TASK GOAL:
From the listing below, pull out all lines with "selektywnego" in them.

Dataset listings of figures
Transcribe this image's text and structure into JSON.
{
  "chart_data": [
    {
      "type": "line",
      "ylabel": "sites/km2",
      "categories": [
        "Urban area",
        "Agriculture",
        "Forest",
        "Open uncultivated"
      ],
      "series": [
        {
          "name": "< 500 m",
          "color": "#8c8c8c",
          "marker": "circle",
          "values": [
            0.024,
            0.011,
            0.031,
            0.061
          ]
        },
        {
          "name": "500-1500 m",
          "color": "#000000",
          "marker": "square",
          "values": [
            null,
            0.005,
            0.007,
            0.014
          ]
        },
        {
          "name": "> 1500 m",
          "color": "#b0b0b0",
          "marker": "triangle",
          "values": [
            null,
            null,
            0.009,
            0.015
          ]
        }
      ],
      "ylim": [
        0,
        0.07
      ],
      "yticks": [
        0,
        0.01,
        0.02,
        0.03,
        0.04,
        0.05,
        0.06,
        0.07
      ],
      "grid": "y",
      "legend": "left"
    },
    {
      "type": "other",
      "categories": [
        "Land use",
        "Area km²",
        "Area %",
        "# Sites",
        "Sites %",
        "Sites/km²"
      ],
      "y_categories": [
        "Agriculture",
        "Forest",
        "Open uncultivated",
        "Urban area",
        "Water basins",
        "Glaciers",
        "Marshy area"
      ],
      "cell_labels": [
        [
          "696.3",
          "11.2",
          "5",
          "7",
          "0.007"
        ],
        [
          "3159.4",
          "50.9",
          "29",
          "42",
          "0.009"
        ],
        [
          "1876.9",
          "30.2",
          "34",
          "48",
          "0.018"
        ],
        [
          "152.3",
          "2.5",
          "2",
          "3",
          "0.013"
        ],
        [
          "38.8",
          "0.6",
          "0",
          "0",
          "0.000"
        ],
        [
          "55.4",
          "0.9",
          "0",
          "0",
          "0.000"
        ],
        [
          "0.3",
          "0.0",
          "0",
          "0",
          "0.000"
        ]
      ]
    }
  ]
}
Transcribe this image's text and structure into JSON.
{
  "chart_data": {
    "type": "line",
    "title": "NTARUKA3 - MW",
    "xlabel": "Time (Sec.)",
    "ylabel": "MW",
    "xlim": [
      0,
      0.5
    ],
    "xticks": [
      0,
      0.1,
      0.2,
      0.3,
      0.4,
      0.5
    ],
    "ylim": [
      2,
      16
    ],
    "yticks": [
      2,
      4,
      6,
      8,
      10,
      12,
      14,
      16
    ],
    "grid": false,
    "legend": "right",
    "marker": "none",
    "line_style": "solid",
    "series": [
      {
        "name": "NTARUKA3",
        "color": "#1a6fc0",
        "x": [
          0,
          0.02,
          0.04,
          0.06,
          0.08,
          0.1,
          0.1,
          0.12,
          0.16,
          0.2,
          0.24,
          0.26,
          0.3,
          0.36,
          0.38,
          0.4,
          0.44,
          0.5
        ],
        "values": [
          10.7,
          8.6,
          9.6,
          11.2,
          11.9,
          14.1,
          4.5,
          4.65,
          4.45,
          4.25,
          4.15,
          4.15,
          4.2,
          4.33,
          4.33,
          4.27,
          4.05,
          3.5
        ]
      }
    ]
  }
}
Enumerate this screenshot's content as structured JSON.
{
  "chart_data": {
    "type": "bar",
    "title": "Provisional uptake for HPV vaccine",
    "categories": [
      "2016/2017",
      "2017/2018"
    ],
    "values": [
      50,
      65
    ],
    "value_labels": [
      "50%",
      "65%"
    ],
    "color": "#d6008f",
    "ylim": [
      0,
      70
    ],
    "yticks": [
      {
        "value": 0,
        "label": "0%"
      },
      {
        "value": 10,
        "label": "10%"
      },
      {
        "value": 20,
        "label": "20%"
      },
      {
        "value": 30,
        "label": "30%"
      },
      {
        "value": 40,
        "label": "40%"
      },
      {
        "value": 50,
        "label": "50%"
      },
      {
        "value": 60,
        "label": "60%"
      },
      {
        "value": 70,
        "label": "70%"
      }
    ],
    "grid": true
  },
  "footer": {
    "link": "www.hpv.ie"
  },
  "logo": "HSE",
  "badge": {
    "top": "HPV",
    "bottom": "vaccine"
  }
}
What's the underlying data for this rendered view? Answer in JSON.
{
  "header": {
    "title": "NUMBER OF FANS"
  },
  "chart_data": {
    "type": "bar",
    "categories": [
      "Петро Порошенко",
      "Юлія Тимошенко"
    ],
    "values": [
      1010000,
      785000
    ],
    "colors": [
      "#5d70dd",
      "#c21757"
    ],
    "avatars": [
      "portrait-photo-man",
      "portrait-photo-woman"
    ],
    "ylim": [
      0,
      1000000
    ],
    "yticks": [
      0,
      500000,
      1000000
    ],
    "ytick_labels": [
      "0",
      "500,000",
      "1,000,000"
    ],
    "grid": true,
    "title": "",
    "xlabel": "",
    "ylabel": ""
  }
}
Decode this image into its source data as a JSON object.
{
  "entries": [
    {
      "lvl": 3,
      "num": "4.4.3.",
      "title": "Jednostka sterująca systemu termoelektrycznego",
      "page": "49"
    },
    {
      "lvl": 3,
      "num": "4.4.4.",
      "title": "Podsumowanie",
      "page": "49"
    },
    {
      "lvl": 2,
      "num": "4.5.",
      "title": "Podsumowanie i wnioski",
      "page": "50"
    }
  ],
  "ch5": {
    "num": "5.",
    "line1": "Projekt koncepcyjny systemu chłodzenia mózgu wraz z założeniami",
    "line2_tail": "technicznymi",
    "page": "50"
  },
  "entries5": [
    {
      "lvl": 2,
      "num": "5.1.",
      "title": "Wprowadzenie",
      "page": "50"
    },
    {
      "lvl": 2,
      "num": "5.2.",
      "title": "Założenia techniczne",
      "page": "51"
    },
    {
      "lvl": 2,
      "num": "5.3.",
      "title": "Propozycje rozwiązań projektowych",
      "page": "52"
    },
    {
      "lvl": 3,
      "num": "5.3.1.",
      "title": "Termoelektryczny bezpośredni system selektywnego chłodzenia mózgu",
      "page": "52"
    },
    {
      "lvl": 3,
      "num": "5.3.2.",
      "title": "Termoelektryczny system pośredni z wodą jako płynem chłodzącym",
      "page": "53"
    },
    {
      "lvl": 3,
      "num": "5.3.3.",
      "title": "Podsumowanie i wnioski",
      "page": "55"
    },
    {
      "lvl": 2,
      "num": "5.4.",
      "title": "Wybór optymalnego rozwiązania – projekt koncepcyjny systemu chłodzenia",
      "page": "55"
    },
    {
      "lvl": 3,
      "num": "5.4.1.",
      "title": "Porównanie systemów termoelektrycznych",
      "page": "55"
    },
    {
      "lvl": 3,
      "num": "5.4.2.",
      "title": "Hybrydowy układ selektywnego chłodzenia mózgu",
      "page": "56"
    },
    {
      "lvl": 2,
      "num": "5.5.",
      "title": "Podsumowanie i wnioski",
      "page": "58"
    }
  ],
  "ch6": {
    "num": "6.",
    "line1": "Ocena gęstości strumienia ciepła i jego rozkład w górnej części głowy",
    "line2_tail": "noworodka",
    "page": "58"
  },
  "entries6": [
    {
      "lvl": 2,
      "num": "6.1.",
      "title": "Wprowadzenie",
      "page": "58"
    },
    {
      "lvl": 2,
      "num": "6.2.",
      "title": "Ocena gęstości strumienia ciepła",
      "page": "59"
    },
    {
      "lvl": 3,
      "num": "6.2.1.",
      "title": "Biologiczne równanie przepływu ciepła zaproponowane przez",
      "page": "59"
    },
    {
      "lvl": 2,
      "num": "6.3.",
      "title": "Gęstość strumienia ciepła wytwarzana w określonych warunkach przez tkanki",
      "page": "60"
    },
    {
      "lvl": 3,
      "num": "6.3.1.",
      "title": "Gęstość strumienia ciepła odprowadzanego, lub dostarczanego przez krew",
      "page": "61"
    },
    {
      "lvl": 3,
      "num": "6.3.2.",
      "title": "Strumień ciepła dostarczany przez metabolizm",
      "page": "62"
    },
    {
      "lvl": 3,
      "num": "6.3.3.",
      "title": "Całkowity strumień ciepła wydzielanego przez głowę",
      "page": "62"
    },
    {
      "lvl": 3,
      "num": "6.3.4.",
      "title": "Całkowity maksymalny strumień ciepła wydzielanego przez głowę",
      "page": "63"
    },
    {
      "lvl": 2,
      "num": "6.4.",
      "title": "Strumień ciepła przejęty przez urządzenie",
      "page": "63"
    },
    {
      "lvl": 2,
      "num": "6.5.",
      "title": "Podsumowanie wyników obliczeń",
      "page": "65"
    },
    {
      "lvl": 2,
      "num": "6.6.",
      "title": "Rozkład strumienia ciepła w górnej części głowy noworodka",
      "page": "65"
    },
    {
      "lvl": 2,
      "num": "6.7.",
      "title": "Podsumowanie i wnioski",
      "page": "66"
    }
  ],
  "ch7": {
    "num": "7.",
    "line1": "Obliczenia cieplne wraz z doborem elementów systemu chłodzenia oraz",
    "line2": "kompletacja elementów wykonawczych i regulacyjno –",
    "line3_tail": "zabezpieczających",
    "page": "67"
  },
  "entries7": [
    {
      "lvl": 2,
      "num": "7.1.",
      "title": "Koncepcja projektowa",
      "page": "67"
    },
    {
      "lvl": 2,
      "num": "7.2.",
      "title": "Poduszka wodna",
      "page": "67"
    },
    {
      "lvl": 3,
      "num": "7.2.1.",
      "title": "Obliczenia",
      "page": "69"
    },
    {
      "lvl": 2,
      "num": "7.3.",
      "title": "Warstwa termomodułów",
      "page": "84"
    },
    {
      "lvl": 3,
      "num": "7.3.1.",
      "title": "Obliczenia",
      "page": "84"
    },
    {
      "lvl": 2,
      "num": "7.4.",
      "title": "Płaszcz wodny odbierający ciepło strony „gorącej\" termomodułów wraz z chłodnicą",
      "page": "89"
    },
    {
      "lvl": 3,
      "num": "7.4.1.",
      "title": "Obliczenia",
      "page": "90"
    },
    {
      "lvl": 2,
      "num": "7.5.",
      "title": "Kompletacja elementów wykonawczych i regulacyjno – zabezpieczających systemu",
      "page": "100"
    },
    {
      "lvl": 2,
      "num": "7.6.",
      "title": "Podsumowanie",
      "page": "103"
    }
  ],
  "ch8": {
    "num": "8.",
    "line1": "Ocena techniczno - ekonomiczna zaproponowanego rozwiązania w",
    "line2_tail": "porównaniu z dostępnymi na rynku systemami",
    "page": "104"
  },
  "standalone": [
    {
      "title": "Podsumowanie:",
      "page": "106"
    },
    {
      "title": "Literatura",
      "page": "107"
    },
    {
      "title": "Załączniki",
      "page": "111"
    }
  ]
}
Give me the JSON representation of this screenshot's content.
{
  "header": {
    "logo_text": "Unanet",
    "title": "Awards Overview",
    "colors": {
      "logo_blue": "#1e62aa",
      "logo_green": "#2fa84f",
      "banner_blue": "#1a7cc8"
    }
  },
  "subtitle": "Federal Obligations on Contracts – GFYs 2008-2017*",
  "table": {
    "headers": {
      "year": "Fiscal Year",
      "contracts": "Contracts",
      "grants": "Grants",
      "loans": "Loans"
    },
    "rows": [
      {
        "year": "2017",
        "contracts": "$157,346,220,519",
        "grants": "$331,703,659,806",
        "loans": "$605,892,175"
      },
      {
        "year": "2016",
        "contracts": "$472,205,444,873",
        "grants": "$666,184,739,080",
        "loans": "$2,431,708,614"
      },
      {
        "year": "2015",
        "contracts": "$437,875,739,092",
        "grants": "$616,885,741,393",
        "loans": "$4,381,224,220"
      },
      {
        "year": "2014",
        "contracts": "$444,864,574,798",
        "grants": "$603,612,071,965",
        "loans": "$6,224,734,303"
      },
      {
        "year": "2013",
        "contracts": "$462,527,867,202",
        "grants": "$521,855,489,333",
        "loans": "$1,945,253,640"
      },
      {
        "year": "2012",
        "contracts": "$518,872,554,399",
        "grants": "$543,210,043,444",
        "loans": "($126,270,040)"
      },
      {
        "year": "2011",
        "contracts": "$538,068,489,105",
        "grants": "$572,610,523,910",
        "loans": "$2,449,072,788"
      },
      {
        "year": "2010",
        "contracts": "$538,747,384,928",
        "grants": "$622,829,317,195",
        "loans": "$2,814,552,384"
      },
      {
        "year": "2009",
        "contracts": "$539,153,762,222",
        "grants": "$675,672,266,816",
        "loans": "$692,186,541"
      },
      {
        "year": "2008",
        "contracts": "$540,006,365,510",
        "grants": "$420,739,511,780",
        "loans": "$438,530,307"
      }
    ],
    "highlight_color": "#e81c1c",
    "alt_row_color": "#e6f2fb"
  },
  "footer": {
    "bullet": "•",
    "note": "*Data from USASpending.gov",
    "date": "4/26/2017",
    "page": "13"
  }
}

TASK RESPONSE:
      "title": "Termoelektryczny bezpośredni system selektywnego chłodzenia mózgu",
      "title": "Hybrydowy układ selektywnego chłodzenia mózgu",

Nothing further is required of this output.